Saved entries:
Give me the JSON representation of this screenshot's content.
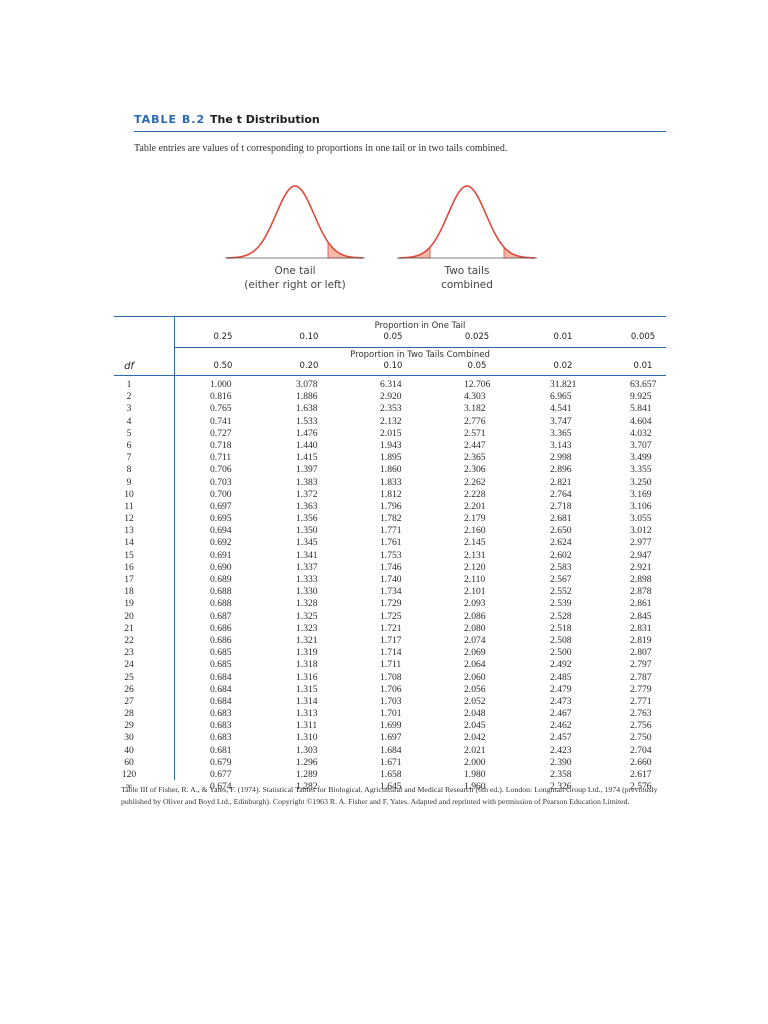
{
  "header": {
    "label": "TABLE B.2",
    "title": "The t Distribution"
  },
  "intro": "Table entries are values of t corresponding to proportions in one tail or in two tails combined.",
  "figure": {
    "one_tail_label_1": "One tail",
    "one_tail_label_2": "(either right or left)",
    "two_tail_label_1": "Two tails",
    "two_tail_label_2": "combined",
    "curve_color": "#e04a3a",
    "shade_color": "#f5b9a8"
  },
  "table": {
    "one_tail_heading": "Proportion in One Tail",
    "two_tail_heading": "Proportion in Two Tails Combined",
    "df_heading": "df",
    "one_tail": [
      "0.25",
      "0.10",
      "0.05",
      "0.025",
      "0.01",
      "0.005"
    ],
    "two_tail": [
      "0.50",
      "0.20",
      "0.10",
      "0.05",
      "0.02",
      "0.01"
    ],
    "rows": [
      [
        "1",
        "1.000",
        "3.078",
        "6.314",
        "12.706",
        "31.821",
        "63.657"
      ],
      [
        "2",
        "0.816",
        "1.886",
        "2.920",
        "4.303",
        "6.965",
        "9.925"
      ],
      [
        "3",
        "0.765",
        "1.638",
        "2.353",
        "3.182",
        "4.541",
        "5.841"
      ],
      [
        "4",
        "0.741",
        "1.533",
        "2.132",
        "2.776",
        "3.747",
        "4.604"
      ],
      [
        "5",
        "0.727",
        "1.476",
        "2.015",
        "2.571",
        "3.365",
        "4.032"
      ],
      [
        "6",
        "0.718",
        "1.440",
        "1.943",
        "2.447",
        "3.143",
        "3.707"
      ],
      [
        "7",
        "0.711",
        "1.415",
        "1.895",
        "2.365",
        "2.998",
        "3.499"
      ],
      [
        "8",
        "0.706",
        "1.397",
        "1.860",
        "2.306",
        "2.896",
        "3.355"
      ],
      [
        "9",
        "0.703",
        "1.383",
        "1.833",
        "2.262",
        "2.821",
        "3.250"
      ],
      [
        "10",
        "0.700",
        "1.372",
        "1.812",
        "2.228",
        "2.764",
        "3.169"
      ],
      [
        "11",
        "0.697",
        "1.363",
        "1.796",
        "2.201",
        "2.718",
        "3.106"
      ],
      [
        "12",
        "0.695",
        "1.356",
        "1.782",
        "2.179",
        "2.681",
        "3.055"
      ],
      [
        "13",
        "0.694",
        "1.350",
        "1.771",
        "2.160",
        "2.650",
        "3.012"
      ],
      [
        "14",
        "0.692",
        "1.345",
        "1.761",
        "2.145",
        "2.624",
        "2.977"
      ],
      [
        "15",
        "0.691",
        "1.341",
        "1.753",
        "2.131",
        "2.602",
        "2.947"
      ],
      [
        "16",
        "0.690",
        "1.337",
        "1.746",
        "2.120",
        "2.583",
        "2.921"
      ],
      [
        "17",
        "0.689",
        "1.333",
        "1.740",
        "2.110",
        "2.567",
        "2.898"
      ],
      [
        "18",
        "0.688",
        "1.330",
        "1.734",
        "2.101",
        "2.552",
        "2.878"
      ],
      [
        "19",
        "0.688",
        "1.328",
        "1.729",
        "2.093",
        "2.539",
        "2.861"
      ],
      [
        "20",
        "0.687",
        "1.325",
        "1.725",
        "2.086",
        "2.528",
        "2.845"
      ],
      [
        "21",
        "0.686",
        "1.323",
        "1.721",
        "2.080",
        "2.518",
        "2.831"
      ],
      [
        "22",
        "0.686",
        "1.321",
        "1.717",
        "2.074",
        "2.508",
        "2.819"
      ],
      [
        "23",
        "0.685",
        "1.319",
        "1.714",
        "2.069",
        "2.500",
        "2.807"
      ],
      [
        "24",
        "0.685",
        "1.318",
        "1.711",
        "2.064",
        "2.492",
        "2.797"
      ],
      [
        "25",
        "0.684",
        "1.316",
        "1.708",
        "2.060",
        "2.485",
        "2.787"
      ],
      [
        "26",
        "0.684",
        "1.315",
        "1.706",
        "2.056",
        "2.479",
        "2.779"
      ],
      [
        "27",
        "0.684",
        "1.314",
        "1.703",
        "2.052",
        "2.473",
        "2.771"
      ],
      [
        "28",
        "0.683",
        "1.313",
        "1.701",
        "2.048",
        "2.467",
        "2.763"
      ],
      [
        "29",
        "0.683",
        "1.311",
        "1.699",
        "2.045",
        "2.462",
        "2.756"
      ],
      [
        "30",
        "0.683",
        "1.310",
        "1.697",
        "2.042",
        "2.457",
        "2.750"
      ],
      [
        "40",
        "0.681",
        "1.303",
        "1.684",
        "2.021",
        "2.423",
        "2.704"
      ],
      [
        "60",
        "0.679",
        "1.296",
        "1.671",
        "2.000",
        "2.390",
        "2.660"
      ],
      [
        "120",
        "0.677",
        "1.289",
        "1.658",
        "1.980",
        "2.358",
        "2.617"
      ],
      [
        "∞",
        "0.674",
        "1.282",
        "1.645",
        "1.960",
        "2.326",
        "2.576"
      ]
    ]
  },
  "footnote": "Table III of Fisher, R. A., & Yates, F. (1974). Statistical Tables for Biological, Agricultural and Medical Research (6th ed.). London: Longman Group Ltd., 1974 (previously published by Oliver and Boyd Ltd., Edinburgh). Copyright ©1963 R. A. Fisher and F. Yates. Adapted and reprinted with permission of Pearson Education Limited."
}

• [GOAL OF THE EXERCISE]:
Exclude every picture and copy the remaining data exactly.

• [ANSWER BELOW]:
Give me the JSON representation of this screenshot's content.
{
  "header": {
    "label": "TABLE B.2",
    "title": "The t Distribution"
  },
  "intro": "Table entries are values of t corresponding to proportions in one tail or in two tails combined.",
  "figure": {
    "one_tail_label_1": "One tail",
    "one_tail_label_2": "(either right or left)",
    "two_tail_label_1": "Two tails",
    "two_tail_label_2": "combined",
    "curve_color": "#e04a3a",
    "shade_color": "#f5b9a8"
  },
  "table": {
    "one_tail_heading": "Proportion in One Tail",
    "two_tail_heading": "Proportion in Two Tails Combined",
    "df_heading": "df",
    "one_tail": [
      "0.25",
      "0.10",
      "0.05",
      "0.025",
      "0.01",
      "0.005"
    ],
    "two_tail": [
      "0.50",
      "0.20",
      "0.10",
      "0.05",
      "0.02",
      "0.01"
    ],
    "rows": [
      [
        "1",
        "1.000",
        "3.078",
        "6.314",
        "12.706",
        "31.821",
        "63.657"
      ],
      [
        "2",
        "0.816",
        "1.886",
        "2.920",
        "4.303",
        "6.965",
        "9.925"
      ],
      [
        "3",
        "0.765",
        "1.638",
        "2.353",
        "3.182",
        "4.541",
        "5.841"
      ],
      [
        "4",
        "0.741",
        "1.533",
        "2.132",
        "2.776",
        "3.747",
        "4.604"
      ],
      [
        "5",
        "0.727",
        "1.476",
        "2.015",
        "2.571",
        "3.365",
        "4.032"
      ],
      [
        "6",
        "0.718",
        "1.440",
        "1.943",
        "2.447",
        "3.143",
        "3.707"
      ],
      [
        "7",
        "0.711",
        "1.415",
        "1.895",
        "2.365",
        "2.998",
        "3.499"
      ],
      [
        "8",
        "0.706",
        "1.397",
        "1.860",
        "2.306",
        "2.896",
        "3.355"
      ],
      [
        "9",
        "0.703",
        "1.383",
        "1.833",
        "2.262",
        "2.821",
        "3.250"
      ],
      [
        "10",
        "0.700",
        "1.372",
        "1.812",
        "2.228",
        "2.764",
        "3.169"
      ],
      [
        "11",
        "0.697",
        "1.363",
        "1.796",
        "2.201",
        "2.718",
        "3.106"
      ],
      [
        "12",
        "0.695",
        "1.356",
        "1.782",
        "2.179",
        "2.681",
        "3.055"
      ],
      [
        "13",
        "0.694",
        "1.350",
        "1.771",
        "2.160",
        "2.650",
        "3.012"
      ],
      [
        "14",
        "0.692",
        "1.345",
        "1.761",
        "2.145",
        "2.624",
        "2.977"
      ],
      [
        "15",
        "0.691",
        "1.341",
        "1.753",
        "2.131",
        "2.602",
        "2.947"
      ],
      [
        "16",
        "0.690",
        "1.337",
        "1.746",
        "2.120",
        "2.583",
        "2.921"
      ],
      [
        "17",
        "0.689",
        "1.333",
        "1.740",
        "2.110",
        "2.567",
        "2.898"
      ],
      [
        "18",
        "0.688",
        "1.330",
        "1.734",
        "2.101",
        "2.552",
        "2.878"
      ],
      [
        "19",
        "0.688",
        "1.328",
        "1.729",
        "2.093",
        "2.539",
        "2.861"
      ],
      [
        "20",
        "0.687",
        "1.325",
        "1.725",
        "2.086",
        "2.528",
        "2.845"
      ],
      [
        "21",
        "0.686",
        "1.323",
        "1.721",
        "2.080",
        "2.518",
        "2.831"
      ],
      [
        "22",
        "0.686",
        "1.321",
        "1.717",
        "2.074",
        "2.508",
        "2.819"
      ],
      [
        "23",
        "0.685",
        "1.319",
        "1.714",
        "2.069",
        "2.500",
        "2.807"
      ],
      [
        "24",
        "0.685",
        "1.318",
        "1.711",
        "2.064",
        "2.492",
        "2.797"
      ],
      [
        "25",
        "0.684",
        "1.316",
        "1.708",
        "2.060",
        "2.485",
        "2.787"
      ],
      [
        "26",
        "0.684",
        "1.315",
        "1.706",
        "2.056",
        "2.479",
        "2.779"
      ],
      [
        "27",
        "0.684",
        "1.314",
        "1.703",
        "2.052",
        "2.473",
        "2.771"
      ],
      [
        "28",
        "0.683",
        "1.313",
        "1.701",
        "2.048",
        "2.467",
        "2.763"
      ],
      [
        "29",
        "0.683",
        "1.311",
        "1.699",
        "2.045",
        "2.462",
        "2.756"
      ],
      [
        "30",
        "0.683",
        "1.310",
        "1.697",
        "2.042",
        "2.457",
        "2.750"
      ],
      [
        "40",
        "0.681",
        "1.303",
        "1.684",
        "2.021",
        "2.423",
        "2.704"
      ],
      [
        "60",
        "0.679",
        "1.296",
        "1.671",
        "2.000",
        "2.390",
        "2.660"
      ],
      [
        "120",
        "0.677",
        "1.289",
        "1.658",
        "1.980",
        "2.358",
        "2.617"
      ],
      [
        "∞",
        "0.674",
        "1.282",
        "1.645",
        "1.960",
        "2.326",
        "2.576"
      ]
    ]
  },
  "footnote": "Table III of Fisher, R. A., & Yates, F. (1974). Statistical Tables for Biological, Agricultural and Medical Research (6th ed.). London: Longman Group Ltd., 1974 (previously published by Oliver and Boyd Ltd., Edinburgh). Copyright ©1963 R. A. Fisher and F. Yates. Adapted and reprinted with permission of Pearson Education Limited."
}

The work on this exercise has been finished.